Given instruction -
Print all of the lines exactly. Any picture among them stays out.

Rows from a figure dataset
_ _ _ _ _ _ _
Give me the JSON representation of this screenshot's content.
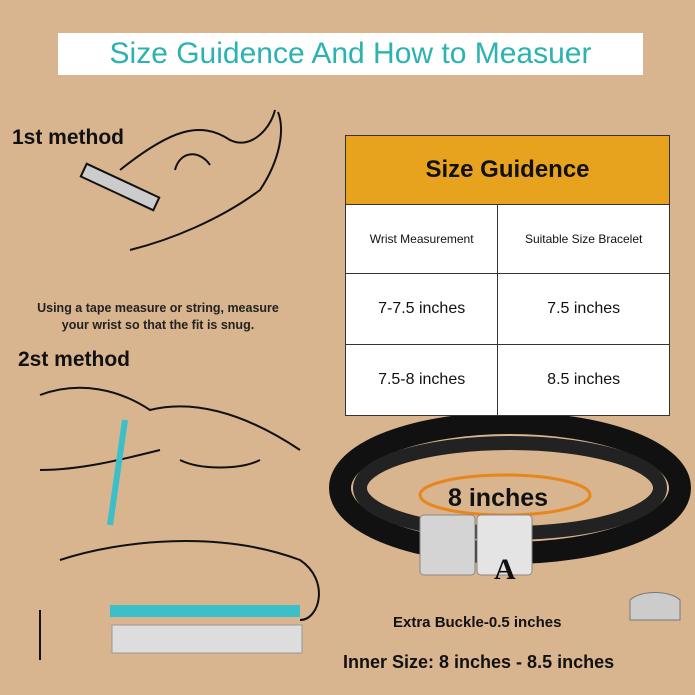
{
  "title": "Size Guidence And How to Measuer",
  "method1": {
    "label": "1st method",
    "description_line1": "Using a tape measure or string, measure",
    "description_line2": "your wrist so that the fit is snug."
  },
  "method2": {
    "label": "2st method"
  },
  "size_table": {
    "title": "Size Guidence",
    "headers": [
      "Wrist Measurement",
      "Suitable Size Bracelet"
    ],
    "rows": [
      [
        "7-7.5 inches",
        "7.5 inches"
      ],
      [
        "7.5-8 inches",
        "8.5 inches"
      ]
    ]
  },
  "bracelet": {
    "circumference_label": "8 inches",
    "letter": "A",
    "extra_buckle": "Extra Buckle-0.5 inches",
    "inner_size": "Inner Size: 8 inches - 8.5 inches"
  },
  "colors": {
    "background": "#d8b48f",
    "title_text": "#2ab3b1",
    "table_header": "#e8a31e",
    "tape": "#3bbfc9"
  }
}
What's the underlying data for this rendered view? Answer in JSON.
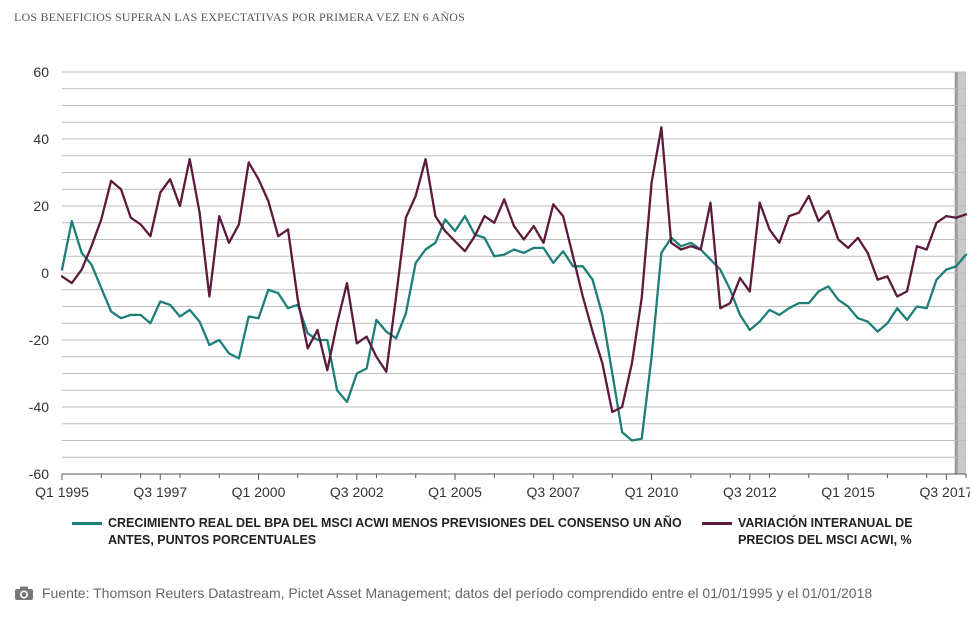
{
  "title": "LOS BENEFICIOS SUPERAN LAS EXPECTATIVAS POR PRIMERA VEZ EN 6 AÑOS",
  "source": "Fuente: Thomson Reuters Datastream, Pictet Asset Management; datos del período comprendido entre el 01/01/1995 y el 01/01/2018",
  "legend": [
    {
      "label": "CRECIMIENTO REAL DEL BPA DEL MSCI ACWI MENOS PREVISIONES DEL CONSENSO UN AÑO ANTES, PUNTOS PORCENTUALES",
      "color": "#1e7f78"
    },
    {
      "label": "VARIACIÓN INTERANUAL DE PRECIOS DEL MSCI ACWI, %",
      "color": "#5c1a3c"
    }
  ],
  "chart_data": {
    "type": "line",
    "x_start": 1995.0,
    "x_step": 0.25,
    "xlim": [
      1995.0,
      2018.0
    ],
    "ylim": [
      -60,
      60
    ],
    "yticks": [
      60,
      40,
      20,
      0,
      -20,
      -40,
      -60
    ],
    "ytick_labels": [
      "60",
      "40",
      "20",
      "0",
      "-20",
      "-40",
      "-60"
    ],
    "xticks": [
      1995.0,
      1997.5,
      2000.0,
      2002.5,
      2005.0,
      2007.5,
      2010.0,
      2012.5,
      2015.0,
      2017.5
    ],
    "xtick_labels": [
      "Q1 1995",
      "Q3 1997",
      "Q1 2000",
      "Q3 2002",
      "Q1 2005",
      "Q3 2007",
      "Q1 2010",
      "Q3 2012",
      "Q1 2015",
      "Q3 2017"
    ],
    "shaded_region": [
      2017.75,
      2018.0
    ],
    "grid": "horizontal",
    "series": [
      {
        "name": "CRECIMIENTO REAL DEL BPA DEL MSCI ACWI MENOS PREVISIONES DEL CONSENSO UN AÑO ANTES, PUNTOS PORCENTUALES",
        "color": "#1e7f78",
        "values": [
          1,
          15.5,
          6,
          2.5,
          -4.5,
          -11.5,
          -13.5,
          -12.5,
          -12.5,
          -15,
          -8.5,
          -9.5,
          -13,
          -11,
          -14.5,
          -21.5,
          -20,
          -24,
          -25.5,
          -13,
          -13.5,
          -5,
          -6,
          -10.5,
          -9.5,
          -18,
          -20,
          -20,
          -35,
          -38.5,
          -30,
          -28.5,
          -14,
          -17.5,
          -19.5,
          -12,
          3,
          7,
          9,
          16,
          12.5,
          17,
          11.5,
          10.5,
          5,
          5.5,
          7,
          6,
          7.5,
          7.5,
          3,
          6.5,
          2,
          2,
          -2,
          -12.5,
          -30,
          -47.5,
          -50,
          -49.5,
          -25,
          6,
          10.5,
          8,
          9,
          7,
          4,
          1,
          -5,
          -12.5,
          -17,
          -14.5,
          -11,
          -12.5,
          -10.5,
          -9,
          -9,
          -5.5,
          -4,
          -8,
          -10,
          -13.5,
          -14.5,
          -17.5,
          -15,
          -10.5,
          -14,
          -10,
          -10.5,
          -2,
          1,
          2,
          5.5
        ]
      },
      {
        "name": "VARIACIÓN INTERANUAL DE PRECIOS DEL MSCI ACWI, %",
        "color": "#5c1a3c",
        "values": [
          -1,
          -3,
          1,
          8,
          16,
          27.5,
          25,
          16.5,
          14.5,
          11,
          24,
          28,
          20,
          34,
          18,
          -7,
          17,
          9,
          14.5,
          33,
          28,
          21.5,
          11,
          13,
          -8,
          -22.5,
          -17,
          -29,
          -15,
          -3,
          -21,
          -19,
          -25,
          -29.5,
          -7,
          16.5,
          23,
          34,
          17,
          12.5,
          9.5,
          6.5,
          11,
          17,
          15,
          22,
          14,
          10,
          14,
          9,
          20.5,
          17,
          5,
          -7,
          -17.5,
          -27,
          -41.5,
          -40,
          -27,
          -7.5,
          27,
          43.5,
          9,
          7,
          8,
          7,
          21,
          -10.5,
          -9,
          -1.5,
          -5.5,
          21,
          13,
          9,
          17,
          18,
          23,
          15.5,
          18.5,
          10,
          7.5,
          10.5,
          6,
          -2,
          -1,
          -7,
          -5.5,
          8,
          7,
          15,
          17,
          16.5,
          17.5
        ]
      }
    ]
  }
}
_ _ _ _ _ _ _
Full solution -
Give me the JSON representation of this screenshot's content.
{
  "title": "Size Guidence And How to Measuer",
  "method1": {
    "label": "1st method",
    "description_line1": "Using a tape measure or string, measure",
    "description_line2": "your wrist so that the fit is snug."
  },
  "method2": {
    "label": "2st method"
  },
  "size_table": {
    "title": "Size Guidence",
    "headers": [
      "Wrist Measurement",
      "Suitable Size Bracelet"
    ],
    "rows": [
      [
        "7-7.5 inches",
        "7.5 inches"
      ],
      [
        "7.5-8 inches",
        "8.5 inches"
      ]
    ]
  },
  "bracelet": {
    "circumference_label": "8 inches",
    "letter": "A",
    "extra_buckle": "Extra Buckle-0.5 inches",
    "inner_size": "Inner Size: 8 inches - 8.5 inches"
  },
  "colors": {
    "background": "#d8b48f",
    "title_text": "#2ab3b1",
    "table_header": "#e8a31e",
    "tape": "#3bbfc9"
  }
}
What's the underlying data for this rendered view? Answer in JSON.
{
  "title": "LOS BENEFICIOS SUPERAN LAS EXPECTATIVAS POR PRIMERA VEZ EN 6 AÑOS",
  "source": "Fuente: Thomson Reuters Datastream, Pictet Asset Management; datos del período comprendido entre el 01/01/1995 y el 01/01/2018",
  "legend": [
    {
      "label": "CRECIMIENTO REAL DEL BPA DEL MSCI ACWI MENOS PREVISIONES DEL CONSENSO UN AÑO ANTES, PUNTOS PORCENTUALES",
      "color": "#1e7f78"
    },
    {
      "label": "VARIACIÓN INTERANUAL DE PRECIOS DEL MSCI ACWI, %",
      "color": "#5c1a3c"
    }
  ],
  "chart_data": {
    "type": "line",
    "x_start": 1995.0,
    "x_step": 0.25,
    "xlim": [
      1995.0,
      2018.0
    ],
    "ylim": [
      -60,
      60
    ],
    "yticks": [
      60,
      40,
      20,
      0,
      -20,
      -40,
      -60
    ],
    "ytick_labels": [
      "60",
      "40",
      "20",
      "0",
      "-20",
      "-40",
      "-60"
    ],
    "xticks": [
      1995.0,
      1997.5,
      2000.0,
      2002.5,
      2005.0,
      2007.5,
      2010.0,
      2012.5,
      2015.0,
      2017.5
    ],
    "xtick_labels": [
      "Q1 1995",
      "Q3 1997",
      "Q1 2000",
      "Q3 2002",
      "Q1 2005",
      "Q3 2007",
      "Q1 2010",
      "Q3 2012",
      "Q1 2015",
      "Q3 2017"
    ],
    "shaded_region": [
      2017.75,
      2018.0
    ],
    "grid": "horizontal",
    "series": [
      {
        "name": "CRECIMIENTO REAL DEL BPA DEL MSCI ACWI MENOS PREVISIONES DEL CONSENSO UN AÑO ANTES, PUNTOS PORCENTUALES",
        "color": "#1e7f78",
        "values": [
          1,
          15.5,
          6,
          2.5,
          -4.5,
          -11.5,
          -13.5,
          -12.5,
          -12.5,
          -15,
          -8.5,
          -9.5,
          -13,
          -11,
          -14.5,
          -21.5,
          -20,
          -24,
          -25.5,
          -13,
          -13.5,
          -5,
          -6,
          -10.5,
          -9.5,
          -18,
          -20,
          -20,
          -35,
          -38.5,
          -30,
          -28.5,
          -14,
          -17.5,
          -19.5,
          -12,
          3,
          7,
          9,
          16,
          12.5,
          17,
          11.5,
          10.5,
          5,
          5.5,
          7,
          6,
          7.5,
          7.5,
          3,
          6.5,
          2,
          2,
          -2,
          -12.5,
          -30,
          -47.5,
          -50,
          -49.5,
          -25,
          6,
          10.5,
          8,
          9,
          7,
          4,
          1,
          -5,
          -12.5,
          -17,
          -14.5,
          -11,
          -12.5,
          -10.5,
          -9,
          -9,
          -5.5,
          -4,
          -8,
          -10,
          -13.5,
          -14.5,
          -17.5,
          -15,
          -10.5,
          -14,
          -10,
          -10.5,
          -2,
          1,
          2,
          5.5
        ]
      },
      {
        "name": "VARIACIÓN INTERANUAL DE PRECIOS DEL MSCI ACWI, %",
        "color": "#5c1a3c",
        "values": [
          -1,
          -3,
          1,
          8,
          16,
          27.5,
          25,
          16.5,
          14.5,
          11,
          24,
          28,
          20,
          34,
          18,
          -7,
          17,
          9,
          14.5,
          33,
          28,
          21.5,
          11,
          13,
          -8,
          -22.5,
          -17,
          -29,
          -15,
          -3,
          -21,
          -19,
          -25,
          -29.5,
          -7,
          16.5,
          23,
          34,
          17,
          12.5,
          9.5,
          6.5,
          11,
          17,
          15,
          22,
          14,
          10,
          14,
          9,
          20.5,
          17,
          5,
          -7,
          -17.5,
          -27,
          -41.5,
          -40,
          -27,
          -7.5,
          27,
          43.5,
          9,
          7,
          8,
          7,
          21,
          -10.5,
          -9,
          -1.5,
          -5.5,
          21,
          13,
          9,
          17,
          18,
          23,
          15.5,
          18.5,
          10,
          7.5,
          10.5,
          6,
          -2,
          -1,
          -7,
          -5.5,
          8,
          7,
          15,
          17,
          16.5,
          17.5
        ]
      }
    ]
  }
}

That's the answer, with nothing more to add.